======== RECORDED INFORMATION

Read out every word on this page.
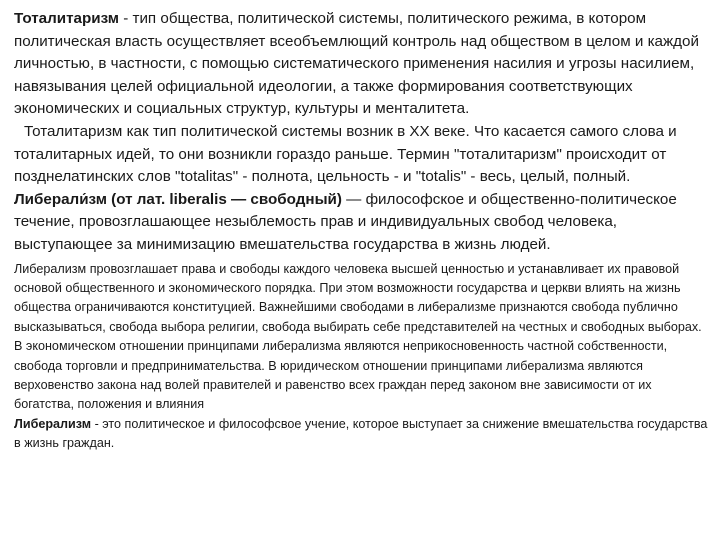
Тоталитаризм - тип общества, политической системы, политического режима, в котором политическая власть осуществляет всеобъемлющий контроль над обществом в целом и каждой личностью, в частности, с помощью систематического применения насилия и угрозы насилием, навязывания целей официальной идеологии, а также формирования соответствующих экономических и социальных структур, культуры и менталитета.

Тоталитаризм как тип политической системы возник в XX веке. Что касается самого слова и тоталитарных идей, то они возникли гораздо раньше. Термин "тоталитаризм" происходит от позднелатинских слов "totalitas" - полнота, цельность - и "totalis" - весь, целый, полный.

Либерали́зм (от лат. liberalis — свободный) — философское и общественно-политическое течение, провозглашающее незыблемость прав и индивидуальных свобод человека, выступающее за минимизацию вмешательства государства в жизнь людей.

Либерализм провозглашает права и свободы каждого человека высшей ценностью и устанавливает их правовой основой общественного и экономического порядка. При этом возможности государства и церкви влиять на жизнь общества ограничиваются конституцией. Важнейшими свободами в либерализме признаются свобода публично высказываться, свобода выбора религии, свобода выбирать себе представителей на честных и свободных выборах. В экономическом отношении принципами либерализма являются неприкосновенность частной собственности, свобода торговли и предпринимательства. В юридическом отношении принципами либерализма являются верховенство закона над волей правителей и равенство всех граждан перед законом вне зависимости от их богатства, положения и влияния
Либерализм - это политическое и философсвое учение, которое выступает за снижение вмешательства государства в жизнь граждан.
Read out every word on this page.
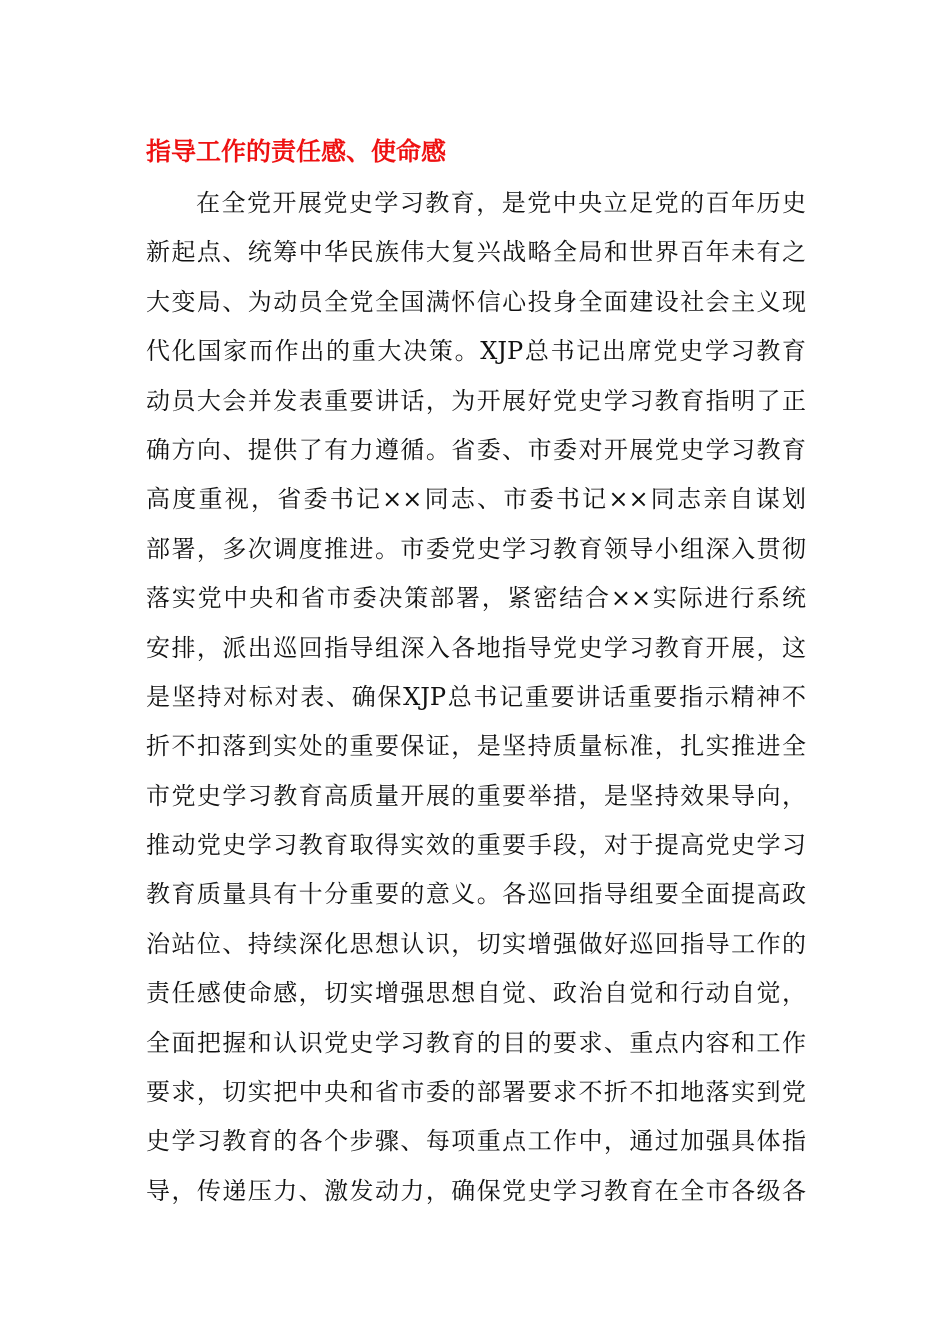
指导工作的责任感、使命感
在全党开展党史学习教育，是党中央立足党的百年历史
新起点、统筹中华民族伟大复兴战略全局和世界百年未有之
大变局、为动员全党全国满怀信心投身全面建设社会主义现
代化国家而作出的重大决策。XJP总书记出席党史学习教育
动员大会并发表重要讲话，为开展好党史学习教育指明了正
确方向、提供了有力遵循。省委、市委对开展党史学习教育
高度重视，省委书记××同志、市委书记××同志亲自谋划
部署，多次调度推进。市委党史学习教育领导小组深入贯彻
落实党中央和省市委决策部署，紧密结合××实际进行系统
安排，派出巡回指导组深入各地指导党史学习教育开展，这
是坚持对标对表、确保XJP总书记重要讲话重要指示精神不
折不扣落到实处的重要保证，是坚持质量标准，扎实推进全
市党史学习教育高质量开展的重要举措，是坚持效果导向，
推动党史学习教育取得实效的重要手段，对于提高党史学习
教育质量具有十分重要的意义。各巡回指导组要全面提高政
治站位、持续深化思想认识，切实增强做好巡回指导工作的
责任感使命感，切实增强思想自觉、政治自觉和行动自觉，
全面把握和认识党史学习教育的目的要求、重点内容和工作
要求，切实把中央和省市委的部署要求不折不扣地落实到党
史学习教育的各个步骤、每项重点工作中，通过加强具体指
导，传递压力、激发动力，确保党史学习教育在全市各级各
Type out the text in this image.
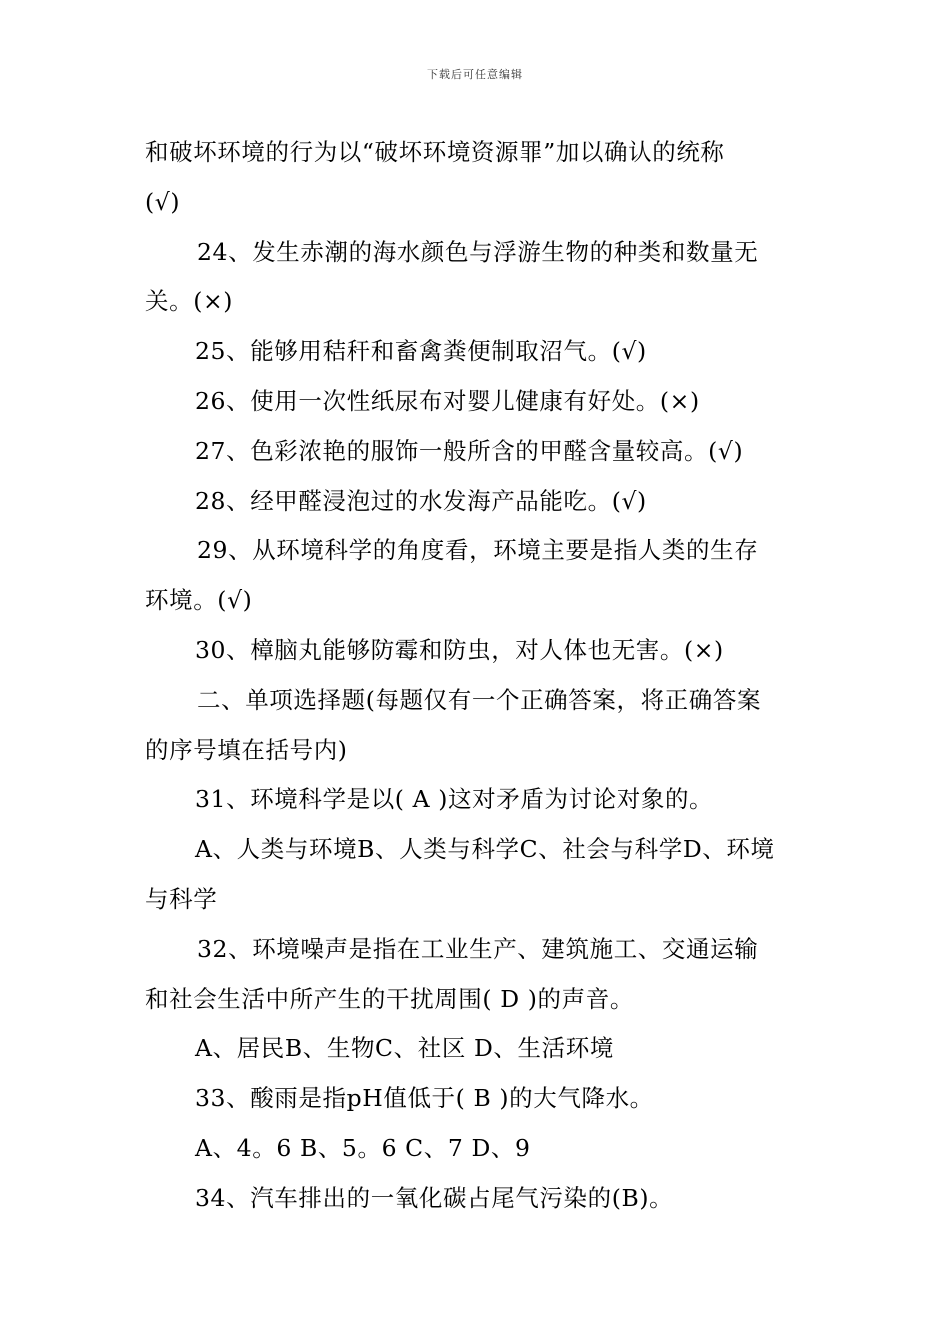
下载后可任意编辑
和破坏环境的行为以“破坏环境资源罪”加以确认的统称
(√)
24、发生赤潮的海水颜色与浮游生物的种类和数量无
关。(×)
25、能够用秸秆和畜禽粪便制取沼气。(√)
26、使用一次性纸尿布对婴儿健康有好处。(×)
27、色彩浓艳的服饰一般所含的甲醛含量较高。(√)
28、经甲醛浸泡过的水发海产品能吃。(√)
29、从环境科学的角度看，环境主要是指人类的生存
环境。(√)
30、樟脑丸能够防霉和防虫，对人体也无害。(×)
二、单项选择题(每题仅有一个正确答案，将正确答案
的序号填在括号内)
31、环境科学是以( A )这对矛盾为讨论对象的。
A、人类与环境B、人类与科学C、社会与科学D、环境
与科学
32、环境噪声是指在工业生产、建筑施工、交通运输
和社会生活中所产生的干扰周围( D )的声音。
A、居民B、生物C、社区 D、生活环境
33、酸雨是指pH值低于( B )的大气降水。
A、4。6 B、5。6 C、7 D、9
34、汽车排出的一氧化碳占尾气污染的(B)。
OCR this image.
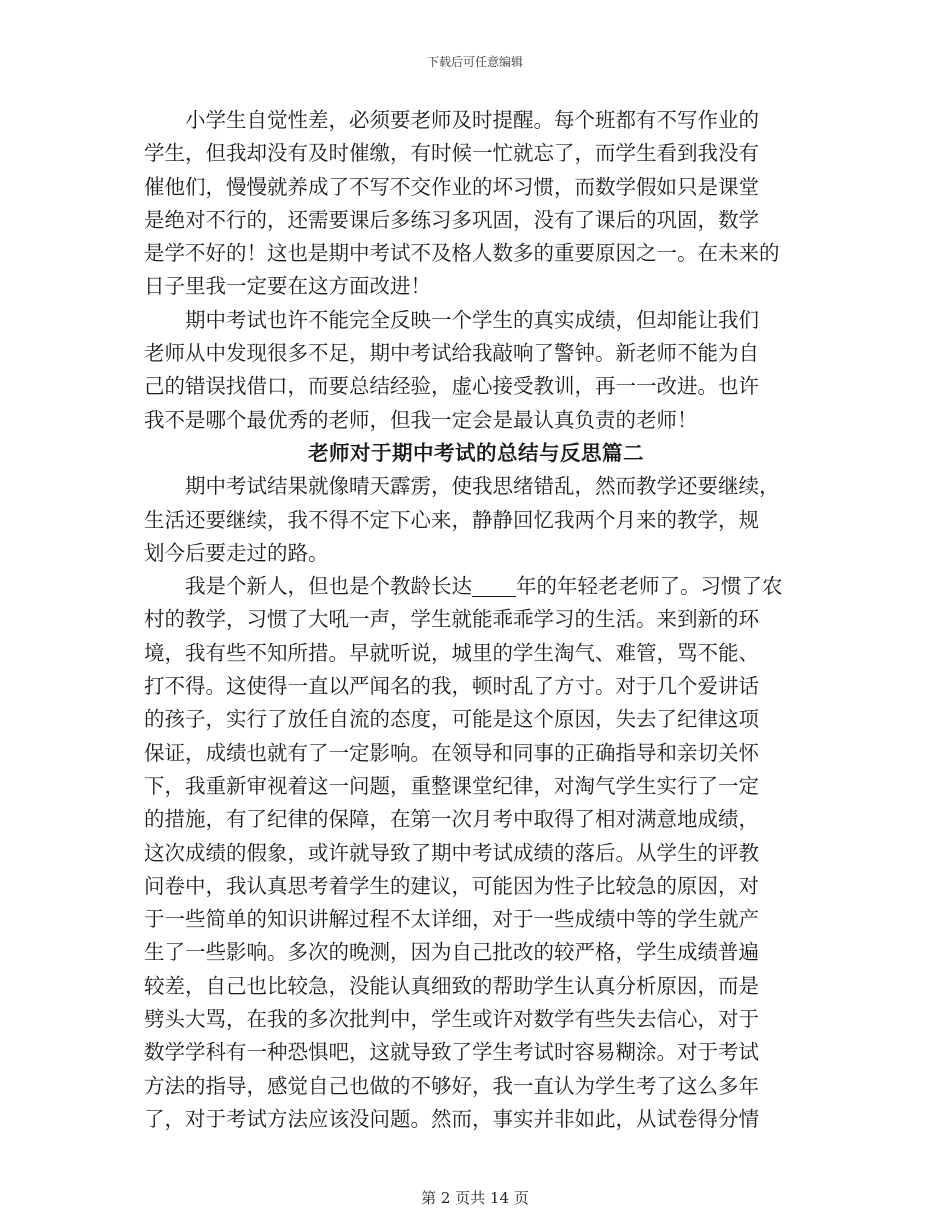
下载后可任意编辑
　　小学生自觉性差，必须要老师及时提醒。每个班都有不写作业的
学生，但我却没有及时催缴，有时候一忙就忘了，而学生看到我没有
催他们，慢慢就养成了不写不交作业的坏习惯，而数学假如只是课堂
是绝对不行的，还需要课后多练习多巩固，没有了课后的巩固，数学
是学不好的！这也是期中考试不及格人数多的重要原因之一。在未来的
日子里我一定要在这方面改进！
　　期中考试也许不能完全反映一个学生的真实成绩，但却能让我们
老师从中发现很多不足，期中考试给我敲响了警钟。新老师不能为自
己的错误找借口，而要总结经验，虚心接受教训，再一一改进。也许
我不是哪个最优秀的老师，但我一定会是最认真负责的老师！
老师对于期中考试的总结与反思篇二
　　期中考试结果就像晴天霹雳，使我思绪错乱，然而教学还要继续，
生活还要继续，我不得不定下心来，静静回忆我两个月来的教学，规
划今后要走过的路。
　　我是个新人，但也是个教龄长达 年的年轻老老师了。习惯了农
村的教学，习惯了大吼一声，学生就能乖乖学习的生活。来到新的环
境，我有些不知所措。早就听说，城里的学生淘气、难管，骂不能、
打不得。这使得一直以严闻名的我，顿时乱了方寸。对于几个爱讲话
的孩子，实行了放任自流的态度，可能是这个原因，失去了纪律这项
保证，成绩也就有了一定影响。在领导和同事的正确指导和亲切关怀
下，我重新审视着这一问题，重整课堂纪律，对淘气学生实行了一定
的措施，有了纪律的保障，在第一次月考中取得了相对满意地成绩，
这次成绩的假象，或许就导致了期中考试成绩的落后。从学生的评教
问卷中，我认真思考着学生的建议，可能因为性子比较急的原因，对
于一些简单的知识讲解过程不太详细，对于一些成绩中等的学生就产
生了一些影响。多次的晚测，因为自己批改的较严格，学生成绩普遍
较差，自己也比较急，没能认真细致的帮助学生认真分析原因，而是
劈头大骂，在我的多次批判中，学生或许对数学有些失去信心，对于
数学学科有一种恐惧吧，这就导致了学生考试时容易糊涂。对于考试
方法的指导，感觉自己也做的不够好，我一直认为学生考了这么多年
了，对于考试方法应该没问题。然而，事实并非如此，从试卷得分情
第 2 页共 14 页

================

## WRITTEN INSTRUCTION
Output the records above exactly; leave out the pictures.

## CORRECT ANSWER
Read out every word on this page.
Тоталитаризм - тип общества, политической системы, политического режима, в котором политическая власть осуществляет всеобъемлющий контроль над обществом в целом и каждой личностью, в частности, с помощью систематического применения насилия и угрозы насилием, навязывания целей официальной идеологии, а также формирования соответствующих экономических и социальных структур, культуры и менталитета.

Тоталитаризм как тип политической системы возник в XX веке. Что касается самого слова и тоталитарных идей, то они возникли гораздо раньше. Термин "тоталитаризм" происходит от позднелатинских слов "totalitas" - полнота, цельность - и "totalis" - весь, целый, полный.

Либерали́зм (от лат. liberalis — свободный) — философское и общественно-политическое течение, провозглашающее незыблемость прав и индивидуальных свобод человека, выступающее за минимизацию вмешательства государства в жизнь людей.

Либерализм провозглашает права и свободы каждого человека высшей ценностью и устанавливает их правовой основой общественного и экономического порядка. При этом возможности государства и церкви влиять на жизнь общества ограничиваются конституцией. Важнейшими свободами в либерализме признаются свобода публично высказываться, свобода выбора религии, свобода выбирать себе представителей на честных и свободных выборах. В экономическом отношении принципами либерализма являются неприкосновенность частной собственности, свобода торговли и предпринимательства. В юридическом отношении принципами либерализма являются верховенство закона над волей правителей и равенство всех граждан перед законом вне зависимости от их богатства, положения и влияния
Либерализм - это политическое и философсвое учение, которое выступает за снижение вмешательства государства в жизнь граждан.
Read out every word on this page.
指导工作的责任感、使命感
在全党开展党史学习教育，是党中央立足党的百年历史
新起点、统筹中华民族伟大复兴战略全局和世界百年未有之
大变局、为动员全党全国满怀信心投身全面建设社会主义现
代化国家而作出的重大决策。XJP总书记出席党史学习教育
动员大会并发表重要讲话，为开展好党史学习教育指明了正
确方向、提供了有力遵循。省委、市委对开展党史学习教育
高度重视，省委书记××同志、市委书记××同志亲自谋划
部署，多次调度推进。市委党史学习教育领导小组深入贯彻
落实党中央和省市委决策部署，紧密结合××实际进行系统
安排，派出巡回指导组深入各地指导党史学习教育开展，这
是坚持对标对表、确保XJP总书记重要讲话重要指示精神不
折不扣落到实处的重要保证，是坚持质量标准，扎实推进全
市党史学习教育高质量开展的重要举措，是坚持效果导向，
推动党史学习教育取得实效的重要手段，对于提高党史学习
教育质量具有十分重要的意义。各巡回指导组要全面提高政
治站位、持续深化思想认识，切实增强做好巡回指导工作的
责任感使命感，切实增强思想自觉、政治自觉和行动自觉，
全面把握和认识党史学习教育的目的要求、重点内容和工作
要求，切实把中央和省市委的部署要求不折不扣地落实到党
史学习教育的各个步骤、每项重点工作中，通过加强具体指
导，传递压力、激发动力，确保党史学习教育在全市各级各
Type out the text in this image.
下载后可任意编辑
和破坏环境的行为以“破坏环境资源罪”加以确认的统称
(√)
24、发生赤潮的海水颜色与浮游生物的种类和数量无
关。(×)
25、能够用秸秆和畜禽粪便制取沼气。(√)
26、使用一次性纸尿布对婴儿健康有好处。(×)
27、色彩浓艳的服饰一般所含的甲醛含量较高。(√)
28、经甲醛浸泡过的水发海产品能吃。(√)
29、从环境科学的角度看，环境主要是指人类的生存
环境。(√)
30、樟脑丸能够防霉和防虫，对人体也无害。(×)
二、单项选择题(每题仅有一个正确答案，将正确答案
的序号填在括号内)
31、环境科学是以( A )这对矛盾为讨论对象的。
A、人类与环境B、人类与科学C、社会与科学D、环境
与科学
32、环境噪声是指在工业生产、建筑施工、交通运输
和社会生活中所产生的干扰周围( D )的声音。
A、居民B、生物C、社区 D、生活环境
33、酸雨是指pH值低于( B )的大气降水。
A、4。6 B、5。6 C、7 D、9
34、汽车排出的一氧化碳占尾气污染的(B)。
OCR this image.
下载后可任意编辑
　　小学生自觉性差，必须要老师及时提醒。每个班都有不写作业的
学生，但我却没有及时催缴，有时候一忙就忘了，而学生看到我没有
催他们，慢慢就养成了不写不交作业的坏习惯，而数学假如只是课堂
是绝对不行的，还需要课后多练习多巩固，没有了课后的巩固，数学
是学不好的！这也是期中考试不及格人数多的重要原因之一。在未来的
日子里我一定要在这方面改进！
　　期中考试也许不能完全反映一个学生的真实成绩，但却能让我们
老师从中发现很多不足，期中考试给我敲响了警钟。新老师不能为自
己的错误找借口，而要总结经验，虚心接受教训，再一一改进。也许
我不是哪个最优秀的老师，但我一定会是最认真负责的老师！
老师对于期中考试的总结与反思篇二
　　期中考试结果就像晴天霹雳，使我思绪错乱，然而教学还要继续，
生活还要继续，我不得不定下心来，静静回忆我两个月来的教学，规
划今后要走过的路。
　　我是个新人，但也是个教龄长达 年的年轻老老师了。习惯了农
村的教学，习惯了大吼一声，学生就能乖乖学习的生活。来到新的环
境，我有些不知所措。早就听说，城里的学生淘气、难管，骂不能、
打不得。这使得一直以严闻名的我，顿时乱了方寸。对于几个爱讲话
的孩子，实行了放任自流的态度，可能是这个原因，失去了纪律这项
保证，成绩也就有了一定影响。在领导和同事的正确指导和亲切关怀
下，我重新审视着这一问题，重整课堂纪律，对淘气学生实行了一定
的措施，有了纪律的保障，在第一次月考中取得了相对满意地成绩，
这次成绩的假象，或许就导致了期中考试成绩的落后。从学生的评教
问卷中，我认真思考着学生的建议，可能因为性子比较急的原因，对
于一些简单的知识讲解过程不太详细，对于一些成绩中等的学生就产
生了一些影响。多次的晚测，因为自己批改的较严格，学生成绩普遍
较差，自己也比较急，没能认真细致的帮助学生认真分析原因，而是
劈头大骂，在我的多次批判中，学生或许对数学有些失去信心，对于
数学学科有一种恐惧吧，这就导致了学生考试时容易糊涂。对于考试
方法的指导，感觉自己也做的不够好，我一直认为学生考了这么多年
了，对于考试方法应该没问题。然而，事实并非如此，从试卷得分情
第 2 页共 14 页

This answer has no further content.